[Stored data]

## START

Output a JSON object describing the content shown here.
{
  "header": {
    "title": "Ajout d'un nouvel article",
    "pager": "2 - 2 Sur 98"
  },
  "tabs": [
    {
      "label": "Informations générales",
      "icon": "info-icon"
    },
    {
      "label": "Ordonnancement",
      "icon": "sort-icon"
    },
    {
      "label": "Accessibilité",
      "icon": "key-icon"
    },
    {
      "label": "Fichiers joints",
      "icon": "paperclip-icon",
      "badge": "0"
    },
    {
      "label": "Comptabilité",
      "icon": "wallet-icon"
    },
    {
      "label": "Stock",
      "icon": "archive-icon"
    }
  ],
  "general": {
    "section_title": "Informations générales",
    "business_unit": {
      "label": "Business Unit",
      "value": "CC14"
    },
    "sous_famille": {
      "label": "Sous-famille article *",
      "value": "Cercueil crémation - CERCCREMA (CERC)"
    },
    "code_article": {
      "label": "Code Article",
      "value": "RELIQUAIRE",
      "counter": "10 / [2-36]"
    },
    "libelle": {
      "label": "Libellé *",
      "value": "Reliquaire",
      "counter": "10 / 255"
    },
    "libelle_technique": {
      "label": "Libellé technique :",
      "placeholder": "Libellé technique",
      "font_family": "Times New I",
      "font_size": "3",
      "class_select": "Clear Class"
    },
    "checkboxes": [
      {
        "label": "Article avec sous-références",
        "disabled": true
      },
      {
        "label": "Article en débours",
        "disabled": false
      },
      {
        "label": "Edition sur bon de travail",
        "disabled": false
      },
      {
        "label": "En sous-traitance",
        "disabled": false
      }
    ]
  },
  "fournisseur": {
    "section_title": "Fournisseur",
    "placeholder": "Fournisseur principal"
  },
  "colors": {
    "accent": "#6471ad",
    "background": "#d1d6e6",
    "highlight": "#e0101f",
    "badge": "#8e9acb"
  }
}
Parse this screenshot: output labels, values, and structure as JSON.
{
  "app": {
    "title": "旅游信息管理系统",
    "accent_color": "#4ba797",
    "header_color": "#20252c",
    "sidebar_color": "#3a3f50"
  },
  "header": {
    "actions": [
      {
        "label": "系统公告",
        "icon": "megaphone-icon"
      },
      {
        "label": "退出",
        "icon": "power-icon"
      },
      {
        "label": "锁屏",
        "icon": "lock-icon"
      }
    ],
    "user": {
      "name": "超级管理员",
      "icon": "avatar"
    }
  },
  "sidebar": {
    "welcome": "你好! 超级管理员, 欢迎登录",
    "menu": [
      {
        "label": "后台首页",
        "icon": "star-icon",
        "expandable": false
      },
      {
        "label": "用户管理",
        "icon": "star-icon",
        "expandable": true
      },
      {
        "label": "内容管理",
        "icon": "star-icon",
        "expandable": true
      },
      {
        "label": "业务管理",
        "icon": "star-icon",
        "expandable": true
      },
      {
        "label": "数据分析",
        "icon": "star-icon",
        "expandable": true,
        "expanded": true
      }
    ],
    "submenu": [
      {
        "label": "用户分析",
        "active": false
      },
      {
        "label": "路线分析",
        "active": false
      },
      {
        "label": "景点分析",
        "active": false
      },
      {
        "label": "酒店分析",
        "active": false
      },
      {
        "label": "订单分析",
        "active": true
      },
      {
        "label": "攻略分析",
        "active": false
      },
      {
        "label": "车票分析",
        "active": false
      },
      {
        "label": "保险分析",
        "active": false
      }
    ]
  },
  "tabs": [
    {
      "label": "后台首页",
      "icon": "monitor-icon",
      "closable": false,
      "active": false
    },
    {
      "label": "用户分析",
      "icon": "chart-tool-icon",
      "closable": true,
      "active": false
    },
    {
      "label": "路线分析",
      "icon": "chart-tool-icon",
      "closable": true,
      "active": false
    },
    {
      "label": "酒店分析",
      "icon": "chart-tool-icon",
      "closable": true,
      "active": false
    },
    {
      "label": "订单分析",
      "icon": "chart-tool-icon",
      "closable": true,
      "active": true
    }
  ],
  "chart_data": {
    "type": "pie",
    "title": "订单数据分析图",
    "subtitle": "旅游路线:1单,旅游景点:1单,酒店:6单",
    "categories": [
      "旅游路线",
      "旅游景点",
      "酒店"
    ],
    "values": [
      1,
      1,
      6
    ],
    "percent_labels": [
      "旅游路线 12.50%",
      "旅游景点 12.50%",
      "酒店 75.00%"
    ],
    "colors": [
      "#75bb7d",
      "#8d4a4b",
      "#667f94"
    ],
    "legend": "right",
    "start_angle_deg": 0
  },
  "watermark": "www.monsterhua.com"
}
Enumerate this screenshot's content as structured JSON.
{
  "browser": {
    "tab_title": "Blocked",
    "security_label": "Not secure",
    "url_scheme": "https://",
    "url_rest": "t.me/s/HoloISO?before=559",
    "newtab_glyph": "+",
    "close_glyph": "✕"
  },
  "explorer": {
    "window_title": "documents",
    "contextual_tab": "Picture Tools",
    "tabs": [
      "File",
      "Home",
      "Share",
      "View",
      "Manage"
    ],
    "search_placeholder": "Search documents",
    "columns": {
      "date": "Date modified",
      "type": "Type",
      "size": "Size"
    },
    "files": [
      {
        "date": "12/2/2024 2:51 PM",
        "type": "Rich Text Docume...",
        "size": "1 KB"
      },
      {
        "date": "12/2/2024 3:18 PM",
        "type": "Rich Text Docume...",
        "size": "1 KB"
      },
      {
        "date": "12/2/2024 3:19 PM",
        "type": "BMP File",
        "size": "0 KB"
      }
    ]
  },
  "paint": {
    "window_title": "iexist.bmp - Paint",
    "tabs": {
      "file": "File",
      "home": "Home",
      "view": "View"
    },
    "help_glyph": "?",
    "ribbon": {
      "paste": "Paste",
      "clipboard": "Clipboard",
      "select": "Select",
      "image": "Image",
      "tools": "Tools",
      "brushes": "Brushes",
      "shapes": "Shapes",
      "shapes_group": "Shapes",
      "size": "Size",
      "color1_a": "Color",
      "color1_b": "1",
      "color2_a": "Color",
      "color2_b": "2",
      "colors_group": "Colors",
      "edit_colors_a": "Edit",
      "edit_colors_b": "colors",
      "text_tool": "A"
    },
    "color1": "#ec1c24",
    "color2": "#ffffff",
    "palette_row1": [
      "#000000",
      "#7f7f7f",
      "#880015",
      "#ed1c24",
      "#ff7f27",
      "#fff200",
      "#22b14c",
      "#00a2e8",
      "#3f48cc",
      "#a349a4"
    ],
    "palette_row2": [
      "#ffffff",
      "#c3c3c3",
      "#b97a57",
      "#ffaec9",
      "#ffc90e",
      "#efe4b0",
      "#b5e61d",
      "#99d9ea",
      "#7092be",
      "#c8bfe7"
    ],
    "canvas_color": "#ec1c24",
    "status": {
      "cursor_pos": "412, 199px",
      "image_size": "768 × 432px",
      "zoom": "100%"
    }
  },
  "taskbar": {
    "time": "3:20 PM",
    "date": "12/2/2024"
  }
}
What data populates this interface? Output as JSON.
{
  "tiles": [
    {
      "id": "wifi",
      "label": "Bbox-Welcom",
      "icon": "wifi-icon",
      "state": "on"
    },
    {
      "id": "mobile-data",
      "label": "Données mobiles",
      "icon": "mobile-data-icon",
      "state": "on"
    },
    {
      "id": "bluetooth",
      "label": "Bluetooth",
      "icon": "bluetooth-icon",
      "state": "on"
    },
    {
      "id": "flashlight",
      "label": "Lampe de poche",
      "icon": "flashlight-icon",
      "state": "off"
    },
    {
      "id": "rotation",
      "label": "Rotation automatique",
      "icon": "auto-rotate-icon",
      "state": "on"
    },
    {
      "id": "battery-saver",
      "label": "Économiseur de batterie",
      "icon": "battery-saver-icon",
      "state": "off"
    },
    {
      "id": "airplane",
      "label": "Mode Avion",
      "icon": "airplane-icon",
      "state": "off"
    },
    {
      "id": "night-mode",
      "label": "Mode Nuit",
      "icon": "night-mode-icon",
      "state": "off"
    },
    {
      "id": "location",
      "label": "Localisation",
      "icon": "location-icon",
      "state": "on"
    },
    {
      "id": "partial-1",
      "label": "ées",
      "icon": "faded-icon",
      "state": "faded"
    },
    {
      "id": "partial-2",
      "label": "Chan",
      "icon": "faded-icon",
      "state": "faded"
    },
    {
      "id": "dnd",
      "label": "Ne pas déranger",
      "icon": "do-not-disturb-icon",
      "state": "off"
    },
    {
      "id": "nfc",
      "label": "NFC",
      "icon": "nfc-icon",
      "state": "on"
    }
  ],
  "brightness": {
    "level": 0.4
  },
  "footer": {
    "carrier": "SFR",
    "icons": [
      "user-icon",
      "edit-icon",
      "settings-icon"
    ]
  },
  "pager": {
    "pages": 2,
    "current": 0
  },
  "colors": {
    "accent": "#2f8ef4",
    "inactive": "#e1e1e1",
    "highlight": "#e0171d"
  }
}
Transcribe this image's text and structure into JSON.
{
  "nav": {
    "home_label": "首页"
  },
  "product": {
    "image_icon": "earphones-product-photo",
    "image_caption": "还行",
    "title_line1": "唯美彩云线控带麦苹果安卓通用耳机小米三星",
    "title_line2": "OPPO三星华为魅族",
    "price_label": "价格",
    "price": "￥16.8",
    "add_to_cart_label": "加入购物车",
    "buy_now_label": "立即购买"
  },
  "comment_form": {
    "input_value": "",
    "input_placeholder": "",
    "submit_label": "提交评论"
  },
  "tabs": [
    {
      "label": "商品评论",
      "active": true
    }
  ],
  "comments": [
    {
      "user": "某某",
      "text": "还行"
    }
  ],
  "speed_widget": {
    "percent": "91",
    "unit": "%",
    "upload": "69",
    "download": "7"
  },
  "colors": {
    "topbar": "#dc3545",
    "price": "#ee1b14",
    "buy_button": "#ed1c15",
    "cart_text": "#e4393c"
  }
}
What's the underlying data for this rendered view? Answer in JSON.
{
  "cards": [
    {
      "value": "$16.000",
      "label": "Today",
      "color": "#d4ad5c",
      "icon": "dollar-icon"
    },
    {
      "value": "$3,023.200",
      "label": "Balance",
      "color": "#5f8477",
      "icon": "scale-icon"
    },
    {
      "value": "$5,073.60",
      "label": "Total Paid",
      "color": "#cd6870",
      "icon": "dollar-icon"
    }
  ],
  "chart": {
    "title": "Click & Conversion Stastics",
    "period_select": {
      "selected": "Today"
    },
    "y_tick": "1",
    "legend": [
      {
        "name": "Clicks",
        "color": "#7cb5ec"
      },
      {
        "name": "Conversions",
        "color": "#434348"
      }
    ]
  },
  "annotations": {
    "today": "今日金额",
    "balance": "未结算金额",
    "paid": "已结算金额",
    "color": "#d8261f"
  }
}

## END

> **Description of the task**: Compute how many lines include the string "content", then give that number by itself.

> **Result**: 2